→ **DIRECTION**: Pick out each line below containing "Short".

[Records contained in a dataset]
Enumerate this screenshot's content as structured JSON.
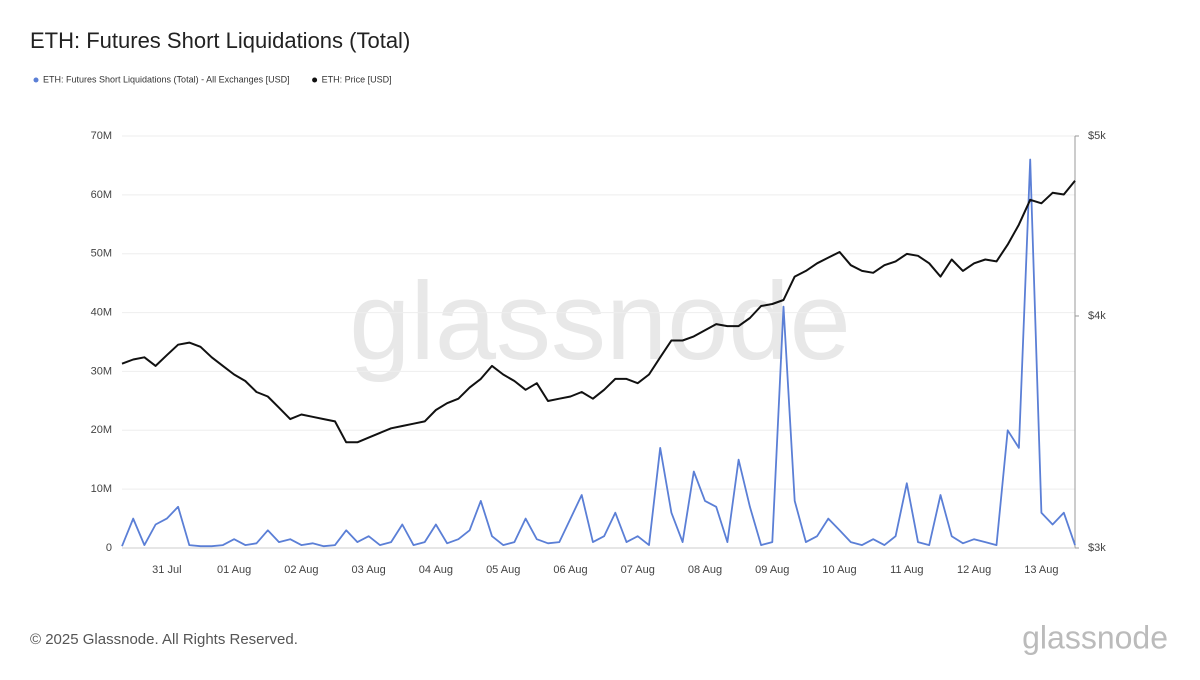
{
  "chart_data": {
    "type": "line",
    "title": "ETH: Futures Short Liquidations (Total)",
    "watermark": "glassnode",
    "footer": "© 2025 Glassnode. All Rights Reserved.",
    "logo": "glassnode",
    "categories": [
      null,
      null,
      null,
      null,
      "31 Jul",
      null,
      null,
      null,
      null,
      null,
      "01 Aug",
      null,
      null,
      null,
      null,
      null,
      "02 Aug",
      null,
      null,
      null,
      null,
      null,
      "03 Aug",
      null,
      null,
      null,
      null,
      null,
      "04 Aug",
      null,
      null,
      null,
      null,
      null,
      "05 Aug",
      null,
      null,
      null,
      null,
      null,
      "06 Aug",
      null,
      null,
      null,
      null,
      null,
      "07 Aug",
      null,
      null,
      null,
      null,
      null,
      "08 Aug",
      null,
      null,
      null,
      null,
      null,
      "09 Aug",
      null,
      null,
      null,
      null,
      null,
      "10 Aug",
      null,
      null,
      null,
      null,
      null,
      "11 Aug",
      null,
      null,
      null,
      null,
      null,
      "12 Aug",
      null,
      null,
      null,
      null,
      null,
      "13 Aug",
      null,
      null,
      null
    ],
    "series": [
      {
        "name": "ETH: Futures Short Liquidations (Total) - All Exchanges [USD]",
        "color": "#5b7fd6",
        "values": [
          300000,
          5000000,
          500000,
          4000000,
          5000000,
          7000000,
          500000,
          300000,
          300000,
          500000,
          1500000,
          500000,
          800000,
          3000000,
          1000000,
          1500000,
          500000,
          800000,
          300000,
          500000,
          3000000,
          1000000,
          2000000,
          500000,
          1000000,
          4000000,
          500000,
          1000000,
          4000000,
          800000,
          1500000,
          3000000,
          8000000,
          2000000,
          500000,
          1000000,
          5000000,
          1500000,
          800000,
          1000000,
          5000000,
          9000000,
          1000000,
          2000000,
          6000000,
          1000000,
          2000000,
          500000,
          17000000,
          6000000,
          1000000,
          13000000,
          8000000,
          7000000,
          1000000,
          15000000,
          7000000,
          500000,
          1000000,
          41000000,
          8000000,
          1000000,
          2000000,
          5000000,
          3000000,
          1000000,
          500000,
          1500000,
          500000,
          2000000,
          11000000,
          1000000,
          500000,
          9000000,
          2000000,
          800000,
          1500000,
          1000000,
          500000,
          20000000,
          17000000,
          66000000,
          6000000,
          4000000,
          6000000,
          500000
        ]
      },
      {
        "name": "ETH: Price [USD]",
        "color": "#111111",
        "axis": "y2",
        "values": [
          3770,
          3790,
          3800,
          3760,
          3810,
          3860,
          3870,
          3850,
          3800,
          3760,
          3720,
          3690,
          3640,
          3620,
          3570,
          3520,
          3540,
          3530,
          3520,
          3510,
          3420,
          3420,
          3440,
          3460,
          3480,
          3490,
          3500,
          3510,
          3560,
          3590,
          3610,
          3660,
          3700,
          3760,
          3720,
          3690,
          3650,
          3680,
          3600,
          3610,
          3620,
          3640,
          3610,
          3650,
          3700,
          3700,
          3680,
          3720,
          3800,
          3880,
          3880,
          3900,
          3930,
          3960,
          3950,
          3950,
          3990,
          4050,
          4060,
          4080,
          4200,
          4230,
          4270,
          4300,
          4330,
          4260,
          4230,
          4220,
          4260,
          4280,
          4320,
          4310,
          4270,
          4200,
          4290,
          4230,
          4270,
          4290,
          4280,
          4370,
          4480,
          4620,
          4600,
          4660,
          4650,
          4730
        ]
      }
    ],
    "ylim": [
      0,
      70000000
    ],
    "yticks": [
      0,
      {
        "value": 10000000,
        "label": "10M"
      },
      {
        "value": 20000000,
        "label": "20M"
      },
      {
        "value": 30000000,
        "label": "30M"
      },
      {
        "value": 40000000,
        "label": "40M"
      },
      {
        "value": 50000000,
        "label": "50M"
      },
      {
        "value": 60000000,
        "label": "60M"
      },
      {
        "value": 70000000,
        "label": "70M"
      }
    ],
    "y2lim": [
      3000,
      5000
    ],
    "y2scale": "log",
    "y2ticks": [
      {
        "value": 3000,
        "label": "$3k"
      },
      {
        "value": 4000,
        "label": "$4k"
      },
      {
        "value": 5000,
        "label": "$5k"
      }
    ],
    "grid": true
  }
}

→ **OUTPUT FOR THIS EXERCISE**:
    "title": "ETH: Futures Short Liquidations (Total)",
        "name": "ETH: Futures Short Liquidations (Total) - All Exchanges [USD]",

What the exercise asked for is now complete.